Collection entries
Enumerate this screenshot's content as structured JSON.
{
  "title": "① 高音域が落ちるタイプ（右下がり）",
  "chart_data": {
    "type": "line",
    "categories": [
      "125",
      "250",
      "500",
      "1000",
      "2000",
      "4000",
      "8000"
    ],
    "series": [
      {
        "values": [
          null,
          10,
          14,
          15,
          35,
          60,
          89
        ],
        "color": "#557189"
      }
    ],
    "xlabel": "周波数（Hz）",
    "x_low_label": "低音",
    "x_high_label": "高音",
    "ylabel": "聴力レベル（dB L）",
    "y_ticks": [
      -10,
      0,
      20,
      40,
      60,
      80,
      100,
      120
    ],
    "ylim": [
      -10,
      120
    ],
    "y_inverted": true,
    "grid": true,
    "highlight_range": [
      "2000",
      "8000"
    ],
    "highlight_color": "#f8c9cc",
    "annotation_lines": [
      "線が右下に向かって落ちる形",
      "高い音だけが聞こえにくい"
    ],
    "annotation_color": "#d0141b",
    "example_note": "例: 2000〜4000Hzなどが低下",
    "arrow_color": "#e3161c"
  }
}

_EXERCISE INSTRUCTIONS:_
Each line above must be reproduced exactly as it stands.

_FULL OUTPUT:_
Enumerate this screenshot's content as structured JSON.
{
  "title": "① 高音域が落ちるタイプ（右下がり）",
  "chart_data": {
    "type": "line",
    "categories": [
      "125",
      "250",
      "500",
      "1000",
      "2000",
      "4000",
      "8000"
    ],
    "series": [
      {
        "values": [
          null,
          10,
          14,
          15,
          35,
          60,
          89
        ],
        "color": "#557189"
      }
    ],
    "xlabel": "周波数（Hz）",
    "x_low_label": "低音",
    "x_high_label": "高音",
    "ylabel": "聴力レベル（dB L）",
    "y_ticks": [
      -10,
      0,
      20,
      40,
      60,
      80,
      100,
      120
    ],
    "ylim": [
      -10,
      120
    ],
    "y_inverted": true,
    "grid": true,
    "highlight_range": [
      "2000",
      "8000"
    ],
    "highlight_color": "#f8c9cc",
    "annotation_lines": [
      "線が右下に向かって落ちる形",
      "高い音だけが聞こえにくい"
    ],
    "annotation_color": "#d0141b",
    "example_note": "例: 2000〜4000Hzなどが低下",
    "arrow_color": "#e3161c"
  }
}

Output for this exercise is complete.